--- Start of Material for this exercise ---
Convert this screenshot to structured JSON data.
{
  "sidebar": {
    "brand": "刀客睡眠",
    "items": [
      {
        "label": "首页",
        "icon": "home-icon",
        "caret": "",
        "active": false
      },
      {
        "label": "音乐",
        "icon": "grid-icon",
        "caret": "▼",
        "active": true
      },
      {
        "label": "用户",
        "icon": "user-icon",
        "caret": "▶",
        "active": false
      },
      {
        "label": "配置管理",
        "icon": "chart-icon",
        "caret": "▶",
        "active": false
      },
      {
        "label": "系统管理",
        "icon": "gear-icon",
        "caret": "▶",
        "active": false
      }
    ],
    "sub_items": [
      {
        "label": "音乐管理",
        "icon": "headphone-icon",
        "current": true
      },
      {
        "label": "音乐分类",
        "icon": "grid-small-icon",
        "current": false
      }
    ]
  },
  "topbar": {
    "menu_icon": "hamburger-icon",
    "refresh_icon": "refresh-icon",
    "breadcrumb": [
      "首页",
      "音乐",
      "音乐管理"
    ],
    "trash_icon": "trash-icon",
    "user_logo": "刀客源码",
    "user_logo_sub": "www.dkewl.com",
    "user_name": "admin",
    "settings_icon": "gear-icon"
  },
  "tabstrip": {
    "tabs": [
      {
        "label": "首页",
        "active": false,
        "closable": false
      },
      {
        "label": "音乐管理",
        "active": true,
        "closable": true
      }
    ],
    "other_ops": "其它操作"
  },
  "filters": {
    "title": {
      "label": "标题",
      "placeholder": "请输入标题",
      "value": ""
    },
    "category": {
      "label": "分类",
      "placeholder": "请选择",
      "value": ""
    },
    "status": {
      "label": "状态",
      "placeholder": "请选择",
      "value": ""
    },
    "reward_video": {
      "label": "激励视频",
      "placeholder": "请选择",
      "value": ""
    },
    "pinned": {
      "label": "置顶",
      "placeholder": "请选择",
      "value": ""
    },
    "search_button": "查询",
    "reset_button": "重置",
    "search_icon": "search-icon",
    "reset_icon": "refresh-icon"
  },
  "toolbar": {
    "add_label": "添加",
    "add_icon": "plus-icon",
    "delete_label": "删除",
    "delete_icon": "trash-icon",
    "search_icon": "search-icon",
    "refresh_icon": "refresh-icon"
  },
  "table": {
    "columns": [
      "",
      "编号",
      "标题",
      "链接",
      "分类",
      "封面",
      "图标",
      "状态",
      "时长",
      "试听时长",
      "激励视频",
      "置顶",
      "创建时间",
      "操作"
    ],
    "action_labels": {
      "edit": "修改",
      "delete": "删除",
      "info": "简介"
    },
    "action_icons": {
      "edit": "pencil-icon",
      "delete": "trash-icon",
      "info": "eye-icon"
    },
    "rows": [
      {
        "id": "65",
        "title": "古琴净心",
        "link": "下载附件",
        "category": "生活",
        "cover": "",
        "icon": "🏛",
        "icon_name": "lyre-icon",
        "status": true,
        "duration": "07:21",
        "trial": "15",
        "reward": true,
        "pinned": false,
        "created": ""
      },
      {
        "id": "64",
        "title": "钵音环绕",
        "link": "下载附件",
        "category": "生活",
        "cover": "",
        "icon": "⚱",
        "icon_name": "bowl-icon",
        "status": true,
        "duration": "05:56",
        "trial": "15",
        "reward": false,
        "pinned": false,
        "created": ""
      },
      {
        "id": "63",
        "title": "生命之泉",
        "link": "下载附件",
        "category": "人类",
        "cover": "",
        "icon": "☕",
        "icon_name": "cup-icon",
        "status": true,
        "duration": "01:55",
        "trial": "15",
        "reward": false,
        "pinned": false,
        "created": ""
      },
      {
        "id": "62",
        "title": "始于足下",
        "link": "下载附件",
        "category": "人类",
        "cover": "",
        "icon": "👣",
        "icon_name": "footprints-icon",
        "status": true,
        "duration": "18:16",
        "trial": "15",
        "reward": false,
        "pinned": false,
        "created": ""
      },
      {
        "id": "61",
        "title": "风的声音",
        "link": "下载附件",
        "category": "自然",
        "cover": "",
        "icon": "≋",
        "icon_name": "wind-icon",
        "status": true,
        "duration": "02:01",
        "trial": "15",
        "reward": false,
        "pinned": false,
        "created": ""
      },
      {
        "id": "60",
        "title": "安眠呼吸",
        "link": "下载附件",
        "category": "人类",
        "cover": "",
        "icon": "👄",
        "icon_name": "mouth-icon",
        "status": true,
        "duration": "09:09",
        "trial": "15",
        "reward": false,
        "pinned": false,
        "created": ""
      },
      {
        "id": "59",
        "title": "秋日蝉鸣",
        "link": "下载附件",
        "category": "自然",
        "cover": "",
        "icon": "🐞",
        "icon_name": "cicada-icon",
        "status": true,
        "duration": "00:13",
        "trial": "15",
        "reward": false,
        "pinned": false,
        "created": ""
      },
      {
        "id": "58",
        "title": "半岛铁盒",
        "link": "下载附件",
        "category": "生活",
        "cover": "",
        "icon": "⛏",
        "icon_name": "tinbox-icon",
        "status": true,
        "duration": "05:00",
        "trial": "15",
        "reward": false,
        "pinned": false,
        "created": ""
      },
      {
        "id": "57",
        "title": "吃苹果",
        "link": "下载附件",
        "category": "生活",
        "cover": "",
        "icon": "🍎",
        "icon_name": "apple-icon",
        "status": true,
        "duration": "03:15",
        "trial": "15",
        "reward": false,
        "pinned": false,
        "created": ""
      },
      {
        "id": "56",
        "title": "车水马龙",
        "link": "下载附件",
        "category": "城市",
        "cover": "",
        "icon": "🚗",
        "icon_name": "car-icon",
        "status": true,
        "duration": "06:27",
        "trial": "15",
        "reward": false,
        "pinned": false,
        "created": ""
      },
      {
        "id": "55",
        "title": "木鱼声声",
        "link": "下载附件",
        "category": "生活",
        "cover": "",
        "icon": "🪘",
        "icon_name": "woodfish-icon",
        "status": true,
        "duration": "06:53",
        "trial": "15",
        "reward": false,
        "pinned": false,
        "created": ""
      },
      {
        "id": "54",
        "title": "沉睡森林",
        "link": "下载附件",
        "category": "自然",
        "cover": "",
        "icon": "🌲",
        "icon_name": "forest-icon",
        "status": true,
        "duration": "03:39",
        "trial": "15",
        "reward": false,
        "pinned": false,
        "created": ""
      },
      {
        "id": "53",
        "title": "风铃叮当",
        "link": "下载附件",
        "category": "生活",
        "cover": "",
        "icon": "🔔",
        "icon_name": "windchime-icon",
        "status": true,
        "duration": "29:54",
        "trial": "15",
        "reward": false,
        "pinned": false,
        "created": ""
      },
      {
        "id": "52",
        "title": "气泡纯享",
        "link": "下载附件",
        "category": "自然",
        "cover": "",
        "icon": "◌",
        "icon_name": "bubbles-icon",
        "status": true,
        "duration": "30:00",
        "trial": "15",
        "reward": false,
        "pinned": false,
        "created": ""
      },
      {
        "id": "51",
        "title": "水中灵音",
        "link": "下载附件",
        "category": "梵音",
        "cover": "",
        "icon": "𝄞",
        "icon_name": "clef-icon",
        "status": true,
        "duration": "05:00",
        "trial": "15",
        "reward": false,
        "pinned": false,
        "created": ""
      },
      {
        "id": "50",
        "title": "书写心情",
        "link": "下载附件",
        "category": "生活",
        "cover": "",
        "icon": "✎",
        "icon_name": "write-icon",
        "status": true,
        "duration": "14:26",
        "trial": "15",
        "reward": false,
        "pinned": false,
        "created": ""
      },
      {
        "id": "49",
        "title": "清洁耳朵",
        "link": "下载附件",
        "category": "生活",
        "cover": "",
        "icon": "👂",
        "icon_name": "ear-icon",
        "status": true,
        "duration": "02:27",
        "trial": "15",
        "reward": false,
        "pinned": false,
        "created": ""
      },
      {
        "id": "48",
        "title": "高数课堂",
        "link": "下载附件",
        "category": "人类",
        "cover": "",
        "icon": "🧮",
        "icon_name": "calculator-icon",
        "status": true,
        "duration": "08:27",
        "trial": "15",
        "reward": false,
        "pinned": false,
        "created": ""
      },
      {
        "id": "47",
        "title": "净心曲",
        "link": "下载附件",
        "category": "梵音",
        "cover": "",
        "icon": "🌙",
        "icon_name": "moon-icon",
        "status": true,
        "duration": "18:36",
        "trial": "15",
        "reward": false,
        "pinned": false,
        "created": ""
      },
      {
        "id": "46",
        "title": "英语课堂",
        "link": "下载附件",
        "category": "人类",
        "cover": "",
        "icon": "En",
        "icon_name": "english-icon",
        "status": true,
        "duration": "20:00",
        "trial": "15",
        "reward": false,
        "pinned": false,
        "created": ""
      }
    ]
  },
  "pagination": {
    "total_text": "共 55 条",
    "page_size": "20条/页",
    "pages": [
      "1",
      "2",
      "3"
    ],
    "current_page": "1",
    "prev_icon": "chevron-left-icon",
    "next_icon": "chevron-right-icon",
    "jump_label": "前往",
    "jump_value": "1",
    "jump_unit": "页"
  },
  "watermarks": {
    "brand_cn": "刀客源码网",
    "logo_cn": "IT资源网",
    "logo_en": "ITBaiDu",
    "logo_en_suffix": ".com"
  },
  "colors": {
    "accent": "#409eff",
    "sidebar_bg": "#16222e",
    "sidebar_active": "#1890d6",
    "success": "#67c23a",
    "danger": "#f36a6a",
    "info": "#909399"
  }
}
--- End of Material for this exercise ---
Pick out all the lines with the word "refresh" in them and copy them.

_Solution to this task:_
    "refresh_icon": "refresh-icon",
    "reset_icon": "refresh-icon"
    "refresh_icon": "refresh-icon"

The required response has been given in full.